**Complete the following**
1) In the terms and conditions, what does a quotation constitute?
2) Carry on the terms and conditions text from the point where it stops.

**Page extract**
-------

Terms & Conditions

1. Definitions
The “Purchaser,” “Seller,” the “Goods” and the “Services” are as defined on the face of the Invoice.

2. Variation of Conditions
Unless otherwise agreed in writing by the Seller the Goods and Services are supplied by the Seller only on these conditions and no variation of, or addition to (whether contained in any document emanating from the Purchaser or made orally by any person acting or purporting to act on behalf of the Seller) shall have effect unless it is accepted by the Seller in writing. Should any of these conditions conflict with any conditions stated in the Purchaser’s order these conditions shall prevail. The giving by the Purchaser of any delivery instructions for the Goods, or any part thereof, or the acceptance by the Purchaser of delivery of the Goods, or any part thereof, or the completion of the Services or any conduct by the Purchaser in confirmation of the transaction set out on the basis hereof after, receipt by the Purchaser of this document shall constitute unqualified acceptance by the Purchaser of these Conditions. A quotation shall only constitute an invitation to treat. All orders are subject to acceptance by the Seller on an official form of Acknowledgement of Order signed on behalf of the Seller. The Purchaser’s acceptance of the Acknowledgement of Order shall be deemed to include acceptance of these Standard Conditions.

3. Passing of Property
(A) The property in the Goods shall notwithstanding delivery to the Purchaser remain in the Seller until the Purchaser has paid the full price for all of the Goods. Until such full payment the Purchaser shall keep the Goods for the Seller in the capacity of bailee. If at any time payment of the price or of any other sums due to the Seller is overdue, the Seller may by its servants or agents enter any premises where the Goods are believed to be and recover and dispose of the Goods and the Purchaser shall make no claim against the Seller in respect of such entry or disposal. Until full payment the Purchaser shall keep the Goods identifiable and separate from all other goods in its possession and shall deal with the Goods as directed by the Seller. The Seller shall be entitled where the Goods have been fixed or attached to any other product to detach the Goods in order to recover possession of them.
(B) Title to tooling used in the manufacture of goods does not pass to the Purchaser, even where the Purchaser has been charged for this.

4. Passing of Risk
(A) The risk in Goods supplied overland shall pass to the Purchaser immediately on delivery to the Purchaser’s designated premises or to the carrier whichever shall first occur. The risk in goods supplied by sea or air transport shall pass to the Purchaser on delivery to the carrier. The Seller will at the Purchaser’s written request, cost and risk arrange for the Purchaser’s express instructions as to transit and packaging for sea or air transport to be carried out. Whilst the Goods remain the property of the Seller, the Purchaser shall insure them at its cost and produce evidence of insurance cover to the Seller on demand.
(B) Where items of the Purchaser’s plant are despatched to the Seller for repair or refurbishment they remain at the Purchasers risk throughout and the Purchaser should ensure that they are covered by its own insurance arrangement.

-------

**Data excerpt**
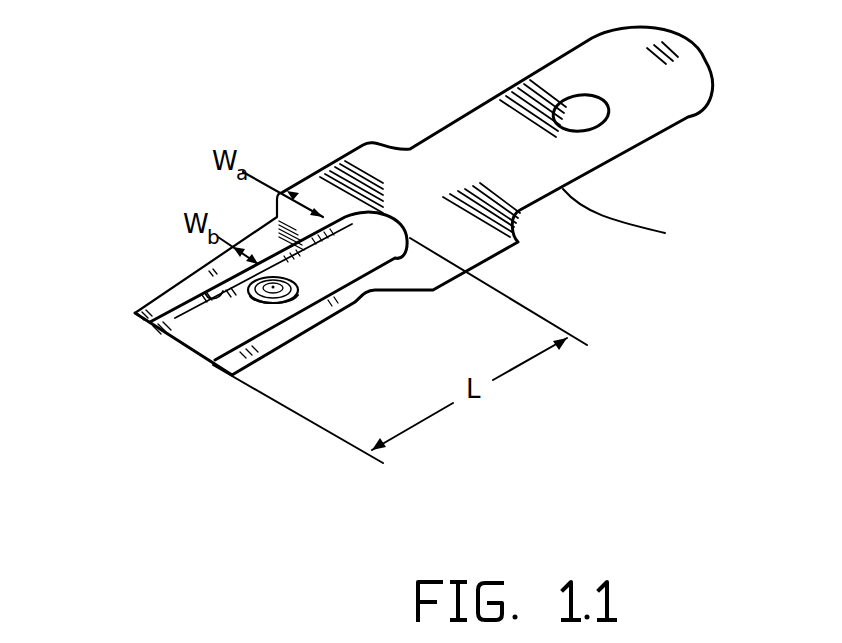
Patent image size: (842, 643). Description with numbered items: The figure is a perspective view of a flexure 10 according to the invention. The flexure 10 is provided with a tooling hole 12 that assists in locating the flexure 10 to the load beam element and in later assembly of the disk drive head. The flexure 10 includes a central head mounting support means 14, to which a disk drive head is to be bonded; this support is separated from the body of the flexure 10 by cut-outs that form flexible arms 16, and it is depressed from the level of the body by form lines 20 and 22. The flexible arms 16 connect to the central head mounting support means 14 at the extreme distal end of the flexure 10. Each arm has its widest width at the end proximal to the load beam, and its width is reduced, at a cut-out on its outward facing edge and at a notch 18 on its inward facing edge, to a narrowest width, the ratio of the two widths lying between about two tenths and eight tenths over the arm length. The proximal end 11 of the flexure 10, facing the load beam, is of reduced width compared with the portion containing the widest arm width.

-------

**Responses in order**
1) An invitation to treat.

2)
5. Despatch/Delivery
(A) When it is necessary for the Purchaser to supply particulars in connection with the construction of the Goods or do any other act to enable the Seller to despatch the Goods, such particulars must be furnished or such other act performed in good time to enable the Seller to effect despatch on the date stated in the contract. In the event of the Purchaser’s failure to comply with this Condition, the Seller may at its option cancel the contract in whole or in part by giving written notice thereof to the Purchaser.
(B) Delivery dates in any contact are estimates only and the Seller shall be entitled to delivery within 30 days of such dates. In any event the Seller’s compliance with such delivery dates is dependent upon any items being obtained from third parties being delivered to the Seller in accordance with the scheduled timetable.

6. Delivery by Instalments
If any order for Goods is to be delivered by several instalments to the Purchaser, each instalment shall be treated as a separate and identifiable contract and the rights of either party to the Contract shall be construed accordingly, save only that the Seller may suspend delivery of the Goods whilst payment is overdue in respect of any previous instalment. If the Seller shall fail to make delivery or shall make defective delivery of any instalment, such failure or defective delivery shall not affect the obligations of the parties under the contract of which these Conditions form part in respect of the other instalments.

7. Non-Delivery/Loss/Damage/Defect
The Seller shall be notified in writing of the non-receipt of any goods by the Purchaser or his nominated carrier within 7 days of the invoice date, failing which the Seller shall be under no liability whatsoever to the Purchaser, who shall nevertheless hold the Seller indemnified against any loss arising or damage suffered through failure to inform the carriers or the Insurers within the required time limits. The Purchaser must notify the Seller of any alleged defect in or damage to the Goods within 7 days of the problem being identified and in any event within 120 days of actual receipt. Thereafter the Purchaser shall be deemed to have accepted the Goods in all respects. Any such notice must specify the particular defect and must afford the Seller reasonable opportunity to inspect the Goods in question. If the Goods are agreed by the Seller to be defective or faulty the Seller will (at its option) either rectify the defect or fault or replace any such goods or credit the invoice value of the goods and such rectification or credit will be in full satisfaction of any claim by the Purchaser.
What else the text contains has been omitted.